---------- Extracted material

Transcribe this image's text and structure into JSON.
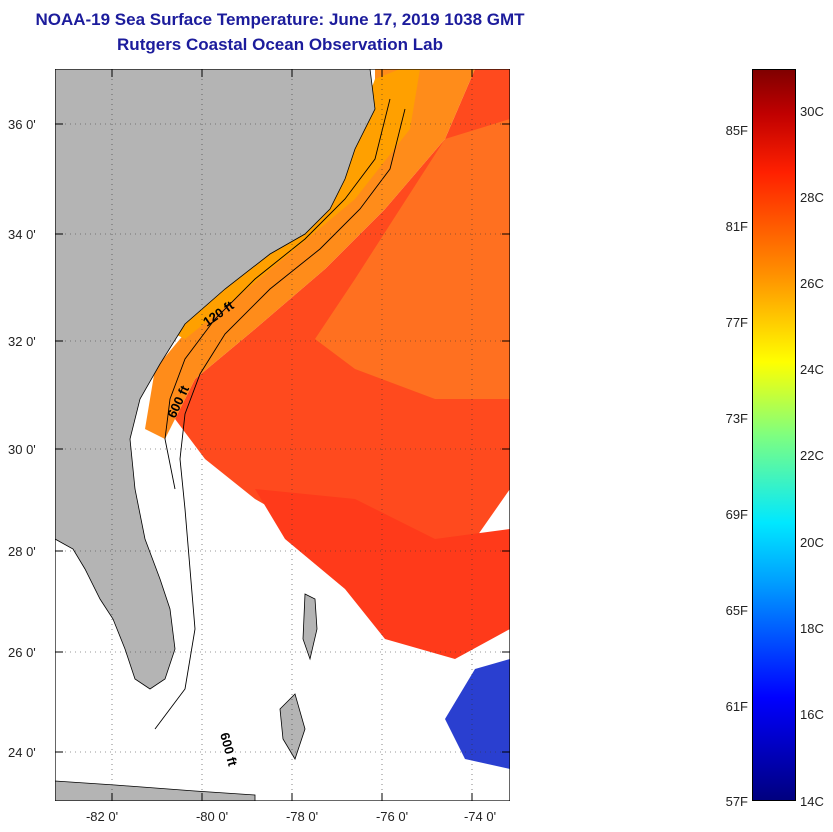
{
  "title": {
    "line1": "NOAA-19 Sea Surface Temperature:  June 17, 2019 1038 GMT",
    "line2": "Rutgers Coastal Ocean Observation Lab"
  },
  "axes": {
    "lat_labels": [
      "36 0'",
      "34 0'",
      "32 0'",
      "30 0'",
      "28 0'",
      "26 0'",
      "24 0'"
    ],
    "lon_labels": [
      "-82 0'",
      "-80 0'",
      "-78 0'",
      "-76 0'",
      "-74 0'"
    ]
  },
  "contours": {
    "label_120": "120 ft",
    "label_600": "600 ft",
    "label_600b": "600 ft"
  },
  "colorbar": {
    "fahrenheit": [
      "85F",
      "81F",
      "77F",
      "73F",
      "69F",
      "65F",
      "61F",
      "57F"
    ],
    "celsius": [
      "30C",
      "28C",
      "26C",
      "24C",
      "22C",
      "20C",
      "18C",
      "16C",
      "14C"
    ]
  },
  "colors": {
    "title": "#1c1c9c",
    "land": "#b4b4b4",
    "gulf_stream": "#ff4020",
    "shelf": "#ff8c1a",
    "cloud": "#ffffff"
  }
}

--------------------

» What you should do
The data above should be repeated exactly, minus any pictures.

» Answer in full
Transcribe this image's text and structure into JSON.
{
  "title": {
    "line1": "NOAA-19 Sea Surface Temperature:  June 17, 2019 1038 GMT",
    "line2": "Rutgers Coastal Ocean Observation Lab"
  },
  "axes": {
    "lat_labels": [
      "36 0'",
      "34 0'",
      "32 0'",
      "30 0'",
      "28 0'",
      "26 0'",
      "24 0'"
    ],
    "lon_labels": [
      "-82 0'",
      "-80 0'",
      "-78 0'",
      "-76 0'",
      "-74 0'"
    ]
  },
  "contours": {
    "label_120": "120 ft",
    "label_600": "600 ft",
    "label_600b": "600 ft"
  },
  "colorbar": {
    "fahrenheit": [
      "85F",
      "81F",
      "77F",
      "73F",
      "69F",
      "65F",
      "61F",
      "57F"
    ],
    "celsius": [
      "30C",
      "28C",
      "26C",
      "24C",
      "22C",
      "20C",
      "18C",
      "16C",
      "14C"
    ]
  },
  "colors": {
    "title": "#1c1c9c",
    "land": "#b4b4b4",
    "gulf_stream": "#ff4020",
    "shelf": "#ff8c1a",
    "cloud": "#ffffff"
  }
}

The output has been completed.